> _Task brief_: Copy every record exactly, and keep the pictures out.
—————
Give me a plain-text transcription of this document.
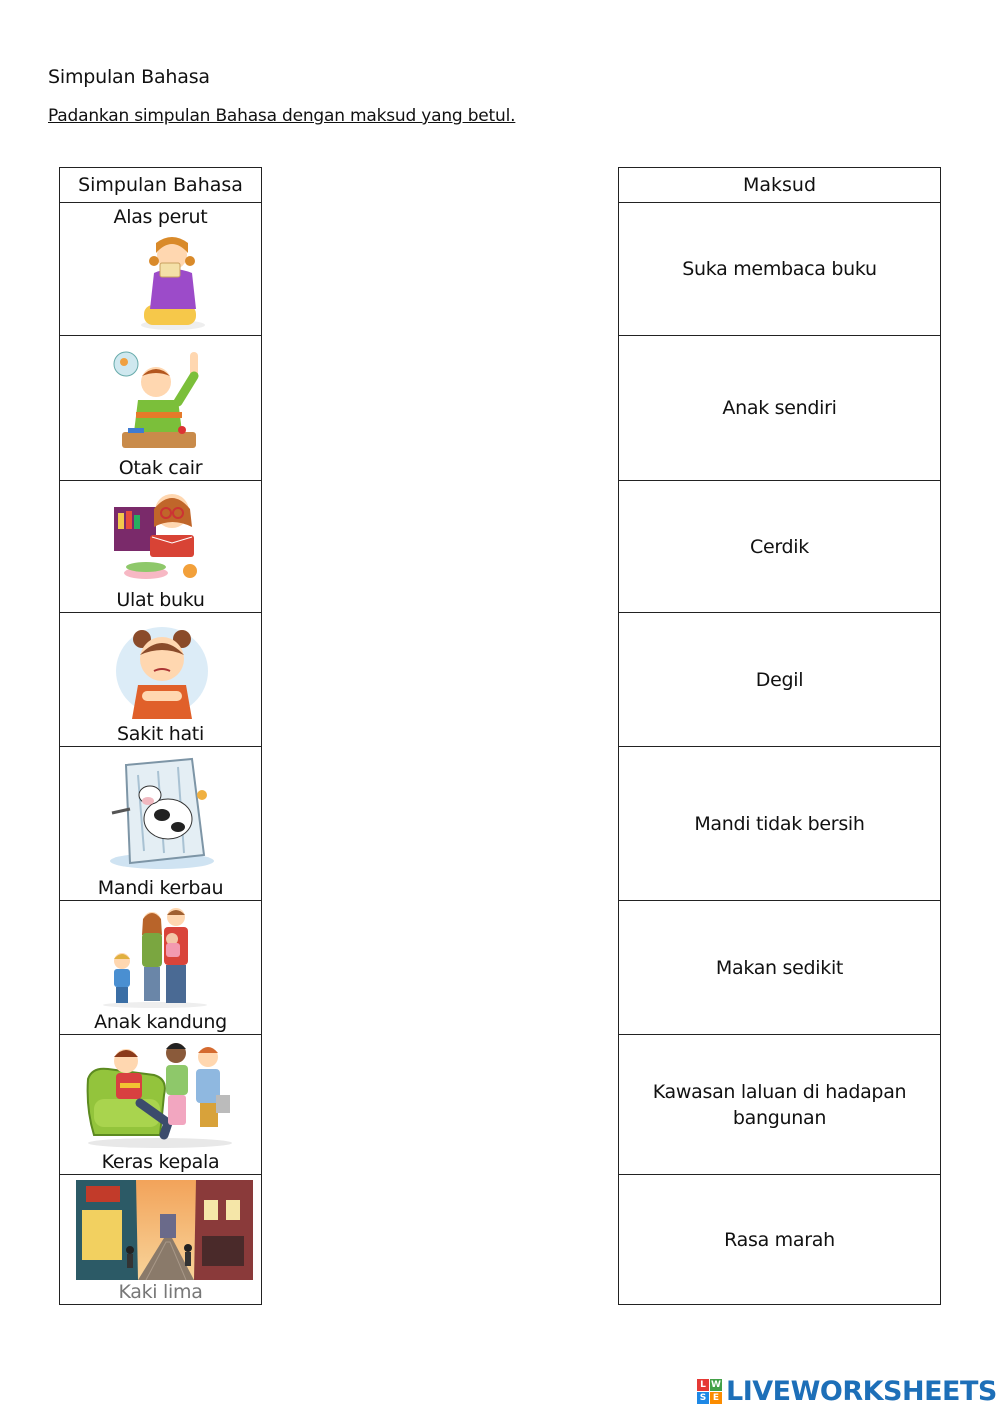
Simpulan Bahasa
Padankan simpulan Bahasa dengan maksud yang betul.
Simpulan Bahasa

Alas perut

Otak cair

Ulat buku

Sakit hati

Mandi kerbau

Anak kandung

Keras kepala

Kaki lima
Maksud
Suka membaca buku
Anak sendiri
Cerdik
Degil
Mandi tidak bersih
Makan sedikit
Kawasan laluan di hadapan bangunan
Rasa marah
L W
S E LIVEWORKSHEETS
—————
> _Written answer_:
Give me a plain-text transcription of this document.
Simpulan Bahasa
Padankan simpulan Bahasa dengan maksud yang betul.
Simpulan Bahasa

Alas perut

Otak cair

Ulat buku

Sakit hati

Mandi kerbau

Anak kandung

Keras kepala

Kaki lima
Maksud
Suka membaca buku
Anak sendiri
Cerdik
Degil
Mandi tidak bersih
Makan sedikit
Kawasan laluan di hadapan bangunan
Rasa marah
L W
S E LIVEWORKSHEETS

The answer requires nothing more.